EXTRACTED INFORMATION:
☆ ☆ ☆ ☆ ☆
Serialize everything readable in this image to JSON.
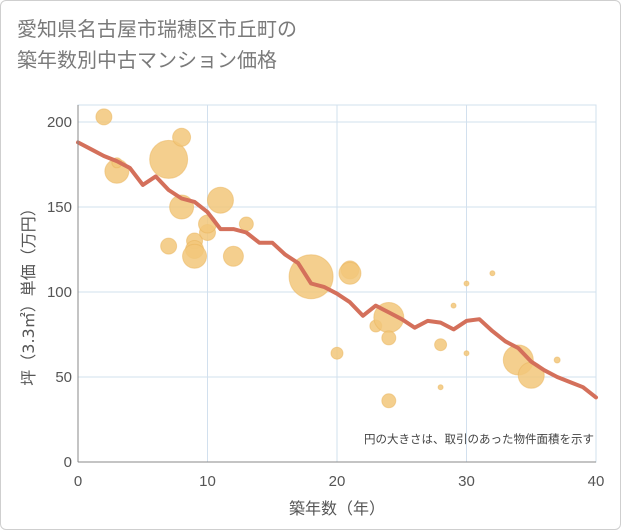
{
  "title_lines": [
    "愛知県名古屋市瑞穂区市丘町の",
    "築年数別中古マンション価格"
  ],
  "colors": {
    "bubble": "#f2c77a",
    "bubble_dark": "#eab35a",
    "line": "#d4705b",
    "grid": "#d2e0ee",
    "axis": "#888888"
  },
  "chart_data": {
    "type": "scatter",
    "title": "愛知県名古屋市瑞穂区市丘町の築年数別中古マンション価格",
    "xlabel": "築年数（年）",
    "ylabel": "坪（3.3㎡）単価（万円）",
    "xlim": [
      0,
      40
    ],
    "ylim": [
      0,
      210
    ],
    "x_ticks": [
      0,
      10,
      20,
      30,
      40
    ],
    "y_ticks": [
      0,
      50,
      100,
      150,
      200
    ],
    "grid": true,
    "annotation": "円の大きさは、取引のあった物件面積を示す",
    "bubbles": [
      {
        "x": 2,
        "y": 203,
        "r": 8
      },
      {
        "x": 3,
        "y": 171,
        "r": 12
      },
      {
        "x": 3,
        "y": 176,
        "r": 5
      },
      {
        "x": 7,
        "y": 178,
        "r": 19
      },
      {
        "x": 7,
        "y": 127,
        "r": 8
      },
      {
        "x": 8,
        "y": 191,
        "r": 9
      },
      {
        "x": 8,
        "y": 150,
        "r": 12
      },
      {
        "x": 9,
        "y": 130,
        "r": 8
      },
      {
        "x": 9,
        "y": 125,
        "r": 9
      },
      {
        "x": 9,
        "y": 121,
        "r": 12
      },
      {
        "x": 10,
        "y": 135,
        "r": 8
      },
      {
        "x": 10,
        "y": 140,
        "r": 9
      },
      {
        "x": 11,
        "y": 154,
        "r": 13
      },
      {
        "x": 12,
        "y": 121,
        "r": 10
      },
      {
        "x": 13,
        "y": 140,
        "r": 7
      },
      {
        "x": 18,
        "y": 109,
        "r": 22
      },
      {
        "x": 20,
        "y": 64,
        "r": 6
      },
      {
        "x": 21,
        "y": 113,
        "r": 9
      },
      {
        "x": 21,
        "y": 111,
        "r": 11
      },
      {
        "x": 23,
        "y": 80,
        "r": 6
      },
      {
        "x": 24,
        "y": 85,
        "r": 15
      },
      {
        "x": 24,
        "y": 73,
        "r": 7
      },
      {
        "x": 24,
        "y": 36,
        "r": 7
      },
      {
        "x": 28,
        "y": 69,
        "r": 6
      },
      {
        "x": 28,
        "y": 44,
        "r": 2.5
      },
      {
        "x": 29,
        "y": 92,
        "r": 2.5
      },
      {
        "x": 30,
        "y": 105,
        "r": 2.5
      },
      {
        "x": 30,
        "y": 64,
        "r": 2.5
      },
      {
        "x": 32,
        "y": 111,
        "r": 2.5
      },
      {
        "x": 34,
        "y": 60,
        "r": 15
      },
      {
        "x": 35,
        "y": 51,
        "r": 13
      },
      {
        "x": 37,
        "y": 60,
        "r": 3
      }
    ],
    "trend": {
      "x": [
        0,
        1,
        2,
        3,
        4,
        5,
        6,
        7,
        8,
        9,
        10,
        11,
        12,
        13,
        14,
        15,
        16,
        17,
        18,
        19,
        20,
        21,
        22,
        23,
        24,
        25,
        26,
        27,
        28,
        29,
        30,
        31,
        32,
        33,
        34,
        35,
        36,
        37,
        38,
        39,
        40
      ],
      "y": [
        188,
        184,
        180,
        177,
        173,
        163,
        168,
        160,
        155,
        153,
        147,
        137,
        137,
        135,
        129,
        129,
        122,
        117,
        105,
        103,
        99,
        94,
        86,
        92,
        88,
        84,
        79,
        83,
        82,
        78,
        83,
        84,
        77,
        71,
        67,
        59,
        54,
        50,
        47,
        44,
        38
      ]
    }
  }
}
☆ ☆ ☆ ☆ ☆
SET EXERCISE: Quote the data above in full and without alteration; skip the pictures.

WRITTEN ANSWER:
Serialize everything readable in this image to JSON.
{
  "title_lines": [
    "愛知県名古屋市瑞穂区市丘町の",
    "築年数別中古マンション価格"
  ],
  "colors": {
    "bubble": "#f2c77a",
    "bubble_dark": "#eab35a",
    "line": "#d4705b",
    "grid": "#d2e0ee",
    "axis": "#888888"
  },
  "chart_data": {
    "type": "scatter",
    "title": "愛知県名古屋市瑞穂区市丘町の築年数別中古マンション価格",
    "xlabel": "築年数（年）",
    "ylabel": "坪（3.3㎡）単価（万円）",
    "xlim": [
      0,
      40
    ],
    "ylim": [
      0,
      210
    ],
    "x_ticks": [
      0,
      10,
      20,
      30,
      40
    ],
    "y_ticks": [
      0,
      50,
      100,
      150,
      200
    ],
    "grid": true,
    "annotation": "円の大きさは、取引のあった物件面積を示す",
    "bubbles": [
      {
        "x": 2,
        "y": 203,
        "r": 8
      },
      {
        "x": 3,
        "y": 171,
        "r": 12
      },
      {
        "x": 3,
        "y": 176,
        "r": 5
      },
      {
        "x": 7,
        "y": 178,
        "r": 19
      },
      {
        "x": 7,
        "y": 127,
        "r": 8
      },
      {
        "x": 8,
        "y": 191,
        "r": 9
      },
      {
        "x": 8,
        "y": 150,
        "r": 12
      },
      {
        "x": 9,
        "y": 130,
        "r": 8
      },
      {
        "x": 9,
        "y": 125,
        "r": 9
      },
      {
        "x": 9,
        "y": 121,
        "r": 12
      },
      {
        "x": 10,
        "y": 135,
        "r": 8
      },
      {
        "x": 10,
        "y": 140,
        "r": 9
      },
      {
        "x": 11,
        "y": 154,
        "r": 13
      },
      {
        "x": 12,
        "y": 121,
        "r": 10
      },
      {
        "x": 13,
        "y": 140,
        "r": 7
      },
      {
        "x": 18,
        "y": 109,
        "r": 22
      },
      {
        "x": 20,
        "y": 64,
        "r": 6
      },
      {
        "x": 21,
        "y": 113,
        "r": 9
      },
      {
        "x": 21,
        "y": 111,
        "r": 11
      },
      {
        "x": 23,
        "y": 80,
        "r": 6
      },
      {
        "x": 24,
        "y": 85,
        "r": 15
      },
      {
        "x": 24,
        "y": 73,
        "r": 7
      },
      {
        "x": 24,
        "y": 36,
        "r": 7
      },
      {
        "x": 28,
        "y": 69,
        "r": 6
      },
      {
        "x": 28,
        "y": 44,
        "r": 2.5
      },
      {
        "x": 29,
        "y": 92,
        "r": 2.5
      },
      {
        "x": 30,
        "y": 105,
        "r": 2.5
      },
      {
        "x": 30,
        "y": 64,
        "r": 2.5
      },
      {
        "x": 32,
        "y": 111,
        "r": 2.5
      },
      {
        "x": 34,
        "y": 60,
        "r": 15
      },
      {
        "x": 35,
        "y": 51,
        "r": 13
      },
      {
        "x": 37,
        "y": 60,
        "r": 3
      }
    ],
    "trend": {
      "x": [
        0,
        1,
        2,
        3,
        4,
        5,
        6,
        7,
        8,
        9,
        10,
        11,
        12,
        13,
        14,
        15,
        16,
        17,
        18,
        19,
        20,
        21,
        22,
        23,
        24,
        25,
        26,
        27,
        28,
        29,
        30,
        31,
        32,
        33,
        34,
        35,
        36,
        37,
        38,
        39,
        40
      ],
      "y": [
        188,
        184,
        180,
        177,
        173,
        163,
        168,
        160,
        155,
        153,
        147,
        137,
        137,
        135,
        129,
        129,
        122,
        117,
        105,
        103,
        99,
        94,
        86,
        92,
        88,
        84,
        79,
        83,
        82,
        78,
        83,
        84,
        77,
        71,
        67,
        59,
        54,
        50,
        47,
        44,
        38
      ]
    }
  }
}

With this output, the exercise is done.